▶ What you have to do
Copy out each line in the material below that has the word "donc".

-- START Material supplied --

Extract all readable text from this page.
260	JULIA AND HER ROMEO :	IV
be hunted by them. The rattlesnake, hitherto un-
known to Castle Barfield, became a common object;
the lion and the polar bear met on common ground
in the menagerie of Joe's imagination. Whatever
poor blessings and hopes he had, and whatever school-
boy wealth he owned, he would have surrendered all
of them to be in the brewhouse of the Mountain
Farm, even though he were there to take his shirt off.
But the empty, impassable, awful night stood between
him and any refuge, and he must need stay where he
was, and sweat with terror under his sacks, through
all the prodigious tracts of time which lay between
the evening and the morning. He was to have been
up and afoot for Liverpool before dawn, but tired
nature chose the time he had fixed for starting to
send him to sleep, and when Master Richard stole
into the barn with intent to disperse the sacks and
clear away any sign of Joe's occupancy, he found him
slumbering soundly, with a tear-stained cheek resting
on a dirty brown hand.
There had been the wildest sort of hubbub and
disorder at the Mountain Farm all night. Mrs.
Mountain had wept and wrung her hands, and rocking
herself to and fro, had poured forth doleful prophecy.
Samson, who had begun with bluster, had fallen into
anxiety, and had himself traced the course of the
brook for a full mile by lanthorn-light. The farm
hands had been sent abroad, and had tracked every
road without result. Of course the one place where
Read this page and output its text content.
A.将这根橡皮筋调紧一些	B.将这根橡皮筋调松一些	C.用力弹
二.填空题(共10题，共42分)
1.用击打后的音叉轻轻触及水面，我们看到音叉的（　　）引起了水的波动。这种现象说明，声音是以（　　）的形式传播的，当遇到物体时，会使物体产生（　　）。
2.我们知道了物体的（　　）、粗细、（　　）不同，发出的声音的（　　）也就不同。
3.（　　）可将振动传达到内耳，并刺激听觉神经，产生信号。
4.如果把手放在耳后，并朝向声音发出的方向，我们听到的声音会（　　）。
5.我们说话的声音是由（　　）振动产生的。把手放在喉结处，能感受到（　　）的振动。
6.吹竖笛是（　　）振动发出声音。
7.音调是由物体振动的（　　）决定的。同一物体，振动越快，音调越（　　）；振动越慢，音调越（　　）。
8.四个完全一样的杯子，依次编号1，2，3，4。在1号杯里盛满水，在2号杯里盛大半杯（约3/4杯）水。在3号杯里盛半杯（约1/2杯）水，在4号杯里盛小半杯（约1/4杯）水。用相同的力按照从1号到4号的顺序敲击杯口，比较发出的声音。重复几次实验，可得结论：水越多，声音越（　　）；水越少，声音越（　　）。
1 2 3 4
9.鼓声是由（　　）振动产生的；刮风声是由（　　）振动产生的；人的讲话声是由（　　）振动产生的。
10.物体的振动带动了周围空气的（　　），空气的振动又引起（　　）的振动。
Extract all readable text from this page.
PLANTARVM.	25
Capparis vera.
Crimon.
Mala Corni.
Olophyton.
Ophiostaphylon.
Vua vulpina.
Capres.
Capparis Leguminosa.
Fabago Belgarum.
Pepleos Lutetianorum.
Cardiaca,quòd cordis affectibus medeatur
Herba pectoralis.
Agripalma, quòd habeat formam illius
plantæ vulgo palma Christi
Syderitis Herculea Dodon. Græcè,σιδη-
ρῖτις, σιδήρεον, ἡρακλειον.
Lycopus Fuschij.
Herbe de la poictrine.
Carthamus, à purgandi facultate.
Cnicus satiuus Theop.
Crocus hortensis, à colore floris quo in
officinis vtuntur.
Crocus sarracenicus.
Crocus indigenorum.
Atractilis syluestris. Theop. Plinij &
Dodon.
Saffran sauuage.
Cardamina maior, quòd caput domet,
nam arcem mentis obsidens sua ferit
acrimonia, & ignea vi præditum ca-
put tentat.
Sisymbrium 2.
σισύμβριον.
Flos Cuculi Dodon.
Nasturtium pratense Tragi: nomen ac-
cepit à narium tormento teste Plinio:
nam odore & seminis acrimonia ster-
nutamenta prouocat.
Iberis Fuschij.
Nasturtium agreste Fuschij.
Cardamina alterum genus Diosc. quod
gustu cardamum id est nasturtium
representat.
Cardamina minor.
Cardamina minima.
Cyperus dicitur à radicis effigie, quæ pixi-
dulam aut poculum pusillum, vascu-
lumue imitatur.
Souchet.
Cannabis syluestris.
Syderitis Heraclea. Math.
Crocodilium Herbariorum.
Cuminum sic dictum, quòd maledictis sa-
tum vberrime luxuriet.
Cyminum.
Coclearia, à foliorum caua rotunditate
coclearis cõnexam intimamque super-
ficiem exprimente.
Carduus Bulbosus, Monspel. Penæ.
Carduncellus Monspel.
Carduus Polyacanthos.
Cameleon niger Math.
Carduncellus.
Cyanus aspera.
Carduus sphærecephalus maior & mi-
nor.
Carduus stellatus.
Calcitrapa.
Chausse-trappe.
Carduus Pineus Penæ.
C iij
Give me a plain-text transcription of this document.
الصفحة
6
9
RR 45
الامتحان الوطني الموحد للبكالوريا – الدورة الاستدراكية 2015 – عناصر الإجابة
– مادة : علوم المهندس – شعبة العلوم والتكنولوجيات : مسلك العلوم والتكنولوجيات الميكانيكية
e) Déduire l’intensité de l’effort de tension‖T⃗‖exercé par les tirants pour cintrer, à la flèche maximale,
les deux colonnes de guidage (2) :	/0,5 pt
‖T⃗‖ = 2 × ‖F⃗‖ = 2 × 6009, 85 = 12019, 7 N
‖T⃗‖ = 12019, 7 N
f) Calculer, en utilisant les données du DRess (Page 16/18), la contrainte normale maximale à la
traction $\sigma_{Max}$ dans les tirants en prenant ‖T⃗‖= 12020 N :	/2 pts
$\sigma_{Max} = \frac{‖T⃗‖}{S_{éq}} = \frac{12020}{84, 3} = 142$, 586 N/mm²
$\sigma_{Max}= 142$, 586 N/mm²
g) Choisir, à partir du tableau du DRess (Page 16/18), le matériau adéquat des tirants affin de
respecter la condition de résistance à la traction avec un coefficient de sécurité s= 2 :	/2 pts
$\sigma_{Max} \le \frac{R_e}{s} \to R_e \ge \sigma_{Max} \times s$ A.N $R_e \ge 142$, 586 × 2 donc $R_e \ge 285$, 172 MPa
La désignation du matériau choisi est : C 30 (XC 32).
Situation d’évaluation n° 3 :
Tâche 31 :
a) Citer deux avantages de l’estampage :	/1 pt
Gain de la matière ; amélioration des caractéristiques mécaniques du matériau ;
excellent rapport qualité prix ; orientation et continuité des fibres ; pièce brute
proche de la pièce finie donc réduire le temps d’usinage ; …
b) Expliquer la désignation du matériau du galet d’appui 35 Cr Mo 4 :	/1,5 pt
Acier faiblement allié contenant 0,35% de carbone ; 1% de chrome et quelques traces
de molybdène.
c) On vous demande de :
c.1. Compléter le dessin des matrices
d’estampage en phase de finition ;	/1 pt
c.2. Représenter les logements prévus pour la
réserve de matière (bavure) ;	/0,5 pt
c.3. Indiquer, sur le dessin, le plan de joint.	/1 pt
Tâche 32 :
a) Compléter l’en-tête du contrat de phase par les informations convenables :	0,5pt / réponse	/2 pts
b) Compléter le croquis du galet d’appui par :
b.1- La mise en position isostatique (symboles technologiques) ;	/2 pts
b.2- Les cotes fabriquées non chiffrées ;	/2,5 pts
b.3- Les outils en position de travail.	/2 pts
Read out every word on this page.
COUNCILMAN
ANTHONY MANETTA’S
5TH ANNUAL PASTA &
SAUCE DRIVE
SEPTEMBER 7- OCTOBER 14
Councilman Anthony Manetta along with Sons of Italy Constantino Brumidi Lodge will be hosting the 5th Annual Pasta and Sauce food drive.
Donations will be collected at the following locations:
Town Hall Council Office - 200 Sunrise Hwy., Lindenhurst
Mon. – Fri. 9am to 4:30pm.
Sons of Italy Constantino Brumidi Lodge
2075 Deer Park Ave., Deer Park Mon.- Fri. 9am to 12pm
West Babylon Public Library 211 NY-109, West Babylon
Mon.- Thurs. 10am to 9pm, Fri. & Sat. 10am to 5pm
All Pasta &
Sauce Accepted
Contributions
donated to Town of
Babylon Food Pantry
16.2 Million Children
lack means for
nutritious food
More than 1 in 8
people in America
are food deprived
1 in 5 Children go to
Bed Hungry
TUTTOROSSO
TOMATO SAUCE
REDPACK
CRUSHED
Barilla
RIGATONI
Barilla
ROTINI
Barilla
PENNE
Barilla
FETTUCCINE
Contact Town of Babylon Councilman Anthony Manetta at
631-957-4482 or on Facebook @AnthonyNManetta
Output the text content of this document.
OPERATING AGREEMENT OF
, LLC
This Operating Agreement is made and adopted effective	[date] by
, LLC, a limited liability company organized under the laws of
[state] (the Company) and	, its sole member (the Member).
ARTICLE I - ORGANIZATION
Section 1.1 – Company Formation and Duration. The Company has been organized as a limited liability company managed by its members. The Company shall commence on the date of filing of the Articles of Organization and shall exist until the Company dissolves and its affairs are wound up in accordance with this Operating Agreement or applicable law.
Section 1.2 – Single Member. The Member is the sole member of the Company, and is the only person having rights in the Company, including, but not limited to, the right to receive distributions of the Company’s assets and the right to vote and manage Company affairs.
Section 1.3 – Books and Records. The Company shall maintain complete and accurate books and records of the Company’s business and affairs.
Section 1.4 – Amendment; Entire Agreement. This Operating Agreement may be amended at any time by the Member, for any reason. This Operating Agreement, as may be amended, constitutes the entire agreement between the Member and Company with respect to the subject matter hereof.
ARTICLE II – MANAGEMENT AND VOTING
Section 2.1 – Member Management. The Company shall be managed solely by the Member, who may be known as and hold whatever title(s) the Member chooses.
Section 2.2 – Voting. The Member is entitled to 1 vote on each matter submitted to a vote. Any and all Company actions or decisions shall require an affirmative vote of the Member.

-- END Material supplied --

▶ Task output
$\sigma_{Max} \le \frac{R_e}{s} \to R_e \ge \sigma_{Max} \times s$ A.N $R_e \ge 142$, 586 × 2 donc $R_e \ge 285$, 172 MPa
proche de la pièce finie donc réduire le temps d’usinage ; …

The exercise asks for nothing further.